Copy the data precisely, keeping every character.
- - -
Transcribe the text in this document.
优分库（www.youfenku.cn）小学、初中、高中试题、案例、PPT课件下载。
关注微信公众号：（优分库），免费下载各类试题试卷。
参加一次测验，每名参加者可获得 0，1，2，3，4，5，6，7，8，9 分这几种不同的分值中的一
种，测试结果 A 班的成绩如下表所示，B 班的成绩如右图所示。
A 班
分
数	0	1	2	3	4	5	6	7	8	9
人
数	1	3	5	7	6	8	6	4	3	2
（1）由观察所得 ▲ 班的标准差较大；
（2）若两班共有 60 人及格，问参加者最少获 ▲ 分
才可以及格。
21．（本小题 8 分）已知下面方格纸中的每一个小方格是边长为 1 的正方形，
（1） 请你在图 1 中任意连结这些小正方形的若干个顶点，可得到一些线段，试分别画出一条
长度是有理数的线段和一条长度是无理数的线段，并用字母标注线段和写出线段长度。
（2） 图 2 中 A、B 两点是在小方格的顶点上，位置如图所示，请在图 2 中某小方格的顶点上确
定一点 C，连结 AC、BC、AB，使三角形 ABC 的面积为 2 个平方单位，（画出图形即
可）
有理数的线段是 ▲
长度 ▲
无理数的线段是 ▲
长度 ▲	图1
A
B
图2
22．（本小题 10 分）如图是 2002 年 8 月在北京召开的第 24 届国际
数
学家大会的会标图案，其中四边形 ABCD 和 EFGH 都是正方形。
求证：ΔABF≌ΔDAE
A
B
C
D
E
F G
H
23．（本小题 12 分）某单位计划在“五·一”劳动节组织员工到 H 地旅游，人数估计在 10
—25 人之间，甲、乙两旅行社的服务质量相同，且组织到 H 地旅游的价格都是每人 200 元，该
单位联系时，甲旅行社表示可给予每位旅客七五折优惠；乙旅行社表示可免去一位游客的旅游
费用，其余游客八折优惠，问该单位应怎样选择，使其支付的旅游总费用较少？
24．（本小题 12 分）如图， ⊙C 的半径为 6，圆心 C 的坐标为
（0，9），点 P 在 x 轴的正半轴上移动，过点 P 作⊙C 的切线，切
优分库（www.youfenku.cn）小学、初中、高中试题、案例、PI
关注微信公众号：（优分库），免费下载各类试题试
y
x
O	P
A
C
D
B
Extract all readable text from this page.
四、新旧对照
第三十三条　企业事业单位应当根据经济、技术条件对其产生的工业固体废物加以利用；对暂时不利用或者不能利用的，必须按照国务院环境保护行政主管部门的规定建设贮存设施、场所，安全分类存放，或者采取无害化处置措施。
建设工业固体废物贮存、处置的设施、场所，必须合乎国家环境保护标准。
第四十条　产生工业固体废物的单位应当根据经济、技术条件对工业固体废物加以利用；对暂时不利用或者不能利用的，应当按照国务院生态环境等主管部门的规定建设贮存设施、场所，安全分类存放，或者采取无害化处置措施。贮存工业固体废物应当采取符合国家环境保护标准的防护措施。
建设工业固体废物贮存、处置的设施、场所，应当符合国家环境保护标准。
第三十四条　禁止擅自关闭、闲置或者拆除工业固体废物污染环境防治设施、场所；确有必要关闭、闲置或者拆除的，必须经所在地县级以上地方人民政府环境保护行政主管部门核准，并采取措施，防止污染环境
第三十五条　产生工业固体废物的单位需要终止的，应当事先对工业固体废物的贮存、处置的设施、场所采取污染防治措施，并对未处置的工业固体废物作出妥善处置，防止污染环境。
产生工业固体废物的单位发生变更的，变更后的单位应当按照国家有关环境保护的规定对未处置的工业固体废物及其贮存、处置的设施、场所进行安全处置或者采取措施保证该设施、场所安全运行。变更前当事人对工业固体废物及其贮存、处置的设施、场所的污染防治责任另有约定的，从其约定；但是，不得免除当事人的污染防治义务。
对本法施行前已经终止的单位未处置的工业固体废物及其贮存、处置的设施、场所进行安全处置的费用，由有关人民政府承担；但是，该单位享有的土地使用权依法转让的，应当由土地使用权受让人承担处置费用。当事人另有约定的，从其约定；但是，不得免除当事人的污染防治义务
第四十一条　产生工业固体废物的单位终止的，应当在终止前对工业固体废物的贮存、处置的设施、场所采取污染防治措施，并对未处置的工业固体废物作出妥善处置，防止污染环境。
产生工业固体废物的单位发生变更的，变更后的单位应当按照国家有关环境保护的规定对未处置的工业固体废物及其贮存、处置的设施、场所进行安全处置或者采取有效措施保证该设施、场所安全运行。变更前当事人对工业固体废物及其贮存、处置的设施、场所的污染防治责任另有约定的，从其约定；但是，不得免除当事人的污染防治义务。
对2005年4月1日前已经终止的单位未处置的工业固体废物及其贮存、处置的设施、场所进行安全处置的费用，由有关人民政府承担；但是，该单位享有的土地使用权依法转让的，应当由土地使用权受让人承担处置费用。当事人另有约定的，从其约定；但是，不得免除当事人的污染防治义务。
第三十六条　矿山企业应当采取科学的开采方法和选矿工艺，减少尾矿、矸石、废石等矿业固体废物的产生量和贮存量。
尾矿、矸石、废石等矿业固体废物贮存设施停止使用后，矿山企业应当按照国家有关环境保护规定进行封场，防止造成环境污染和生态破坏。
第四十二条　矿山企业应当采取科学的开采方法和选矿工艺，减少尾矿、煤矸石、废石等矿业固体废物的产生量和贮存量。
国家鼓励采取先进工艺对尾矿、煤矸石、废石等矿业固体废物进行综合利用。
- - -
* In response
Transcribe the text in this document.
优分库（www.youfenku.cn）小学、初中、高中试题、案例、PPT课件下载。
关注微信公众号：（优分库），免费下载各类试题试卷。
参加一次测验，每名参加者可获得 0，1，2，3，4，5，6，7，8，9 分这几种不同的分值中的一
种，测试结果 A 班的成绩如下表所示，B 班的成绩如右图所示。
A 班
分
数	0	1	2	3	4	5	6	7	8	9
人
数	1	3	5	7	6	8	6	4	3	2
（1）由观察所得 ▲ 班的标准差较大；
（2）若两班共有 60 人及格，问参加者最少获 ▲ 分
才可以及格。
21．（本小题 8 分）已知下面方格纸中的每一个小方格是边长为 1 的正方形，
（1） 请你在图 1 中任意连结这些小正方形的若干个顶点，可得到一些线段，试分别画出一条
长度是有理数的线段和一条长度是无理数的线段，并用字母标注线段和写出线段长度。
（2） 图 2 中 A、B 两点是在小方格的顶点上，位置如图所示，请在图 2 中某小方格的顶点上确
定一点 C，连结 AC、BC、AB，使三角形 ABC 的面积为 2 个平方单位，（画出图形即
可）
有理数的线段是 ▲
长度 ▲
无理数的线段是 ▲
长度 ▲	图1
A
B
图2
22．（本小题 10 分）如图是 2002 年 8 月在北京召开的第 24 届国际
数
学家大会的会标图案，其中四边形 ABCD 和 EFGH 都是正方形。
求证：ΔABF≌ΔDAE
A
B
C
D
E
F G
H
23．（本小题 12 分）某单位计划在“五·一”劳动节组织员工到 H 地旅游，人数估计在 10
—25 人之间，甲、乙两旅行社的服务质量相同，且组织到 H 地旅游的价格都是每人 200 元，该
单位联系时，甲旅行社表示可给予每位旅客七五折优惠；乙旅行社表示可免去一位游客的旅游
费用，其余游客八折优惠，问该单位应怎样选择，使其支付的旅游总费用较少？
24．（本小题 12 分）如图， ⊙C 的半径为 6，圆心 C 的坐标为
（0，9），点 P 在 x 轴的正半轴上移动，过点 P 作⊙C 的切线，切
优分库（www.youfenku.cn）小学、初中、高中试题、案例、PI
关注微信公众号：（优分库），免费下载各类试题试
y
x
O	P
A
C
D
B
Extract all readable text from this page.
四、新旧对照
第三十三条　企业事业单位应当根据经济、技术条件对其产生的工业固体废物加以利用；对暂时不利用或者不能利用的，必须按照国务院环境保护行政主管部门的规定建设贮存设施、场所，安全分类存放，或者采取无害化处置措施。
建设工业固体废物贮存、处置的设施、场所，必须合乎国家环境保护标准。
第四十条　产生工业固体废物的单位应当根据经济、技术条件对工业固体废物加以利用；对暂时不利用或者不能利用的，应当按照国务院生态环境等主管部门的规定建设贮存设施、场所，安全分类存放，或者采取无害化处置措施。贮存工业固体废物应当采取符合国家环境保护标准的防护措施。
建设工业固体废物贮存、处置的设施、场所，应当符合国家环境保护标准。
第三十四条　禁止擅自关闭、闲置或者拆除工业固体废物污染环境防治设施、场所；确有必要关闭、闲置或者拆除的，必须经所在地县级以上地方人民政府环境保护行政主管部门核准，并采取措施，防止污染环境
第三十五条　产生工业固体废物的单位需要终止的，应当事先对工业固体废物的贮存、处置的设施、场所采取污染防治措施，并对未处置的工业固体废物作出妥善处置，防止污染环境。
产生工业固体废物的单位发生变更的，变更后的单位应当按照国家有关环境保护的规定对未处置的工业固体废物及其贮存、处置的设施、场所进行安全处置或者采取措施保证该设施、场所安全运行。变更前当事人对工业固体废物及其贮存、处置的设施、场所的污染防治责任另有约定的，从其约定；但是，不得免除当事人的污染防治义务。
对本法施行前已经终止的单位未处置的工业固体废物及其贮存、处置的设施、场所进行安全处置的费用，由有关人民政府承担；但是，该单位享有的土地使用权依法转让的，应当由土地使用权受让人承担处置费用。当事人另有约定的，从其约定；但是，不得免除当事人的污染防治义务
第四十一条　产生工业固体废物的单位终止的，应当在终止前对工业固体废物的贮存、处置的设施、场所采取污染防治措施，并对未处置的工业固体废物作出妥善处置，防止污染环境。
产生工业固体废物的单位发生变更的，变更后的单位应当按照国家有关环境保护的规定对未处置的工业固体废物及其贮存、处置的设施、场所进行安全处置或者采取有效措施保证该设施、场所安全运行。变更前当事人对工业固体废物及其贮存、处置的设施、场所的污染防治责任另有约定的，从其约定；但是，不得免除当事人的污染防治义务。
对2005年4月1日前已经终止的单位未处置的工业固体废物及其贮存、处置的设施、场所进行安全处置的费用，由有关人民政府承担；但是，该单位享有的土地使用权依法转让的，应当由土地使用权受让人承担处置费用。当事人另有约定的，从其约定；但是，不得免除当事人的污染防治义务。
第三十六条　矿山企业应当采取科学的开采方法和选矿工艺，减少尾矿、矸石、废石等矿业固体废物的产生量和贮存量。
尾矿、矸石、废石等矿业固体废物贮存设施停止使用后，矿山企业应当按照国家有关环境保护规定进行封场，防止造成环境污染和生态破坏。
第四十二条　矿山企业应当采取科学的开采方法和选矿工艺，减少尾矿、煤矸石、废石等矿业固体废物的产生量和贮存量。
国家鼓励采取先进工艺对尾矿、煤矸石、废石等矿业固体废物进行综合利用。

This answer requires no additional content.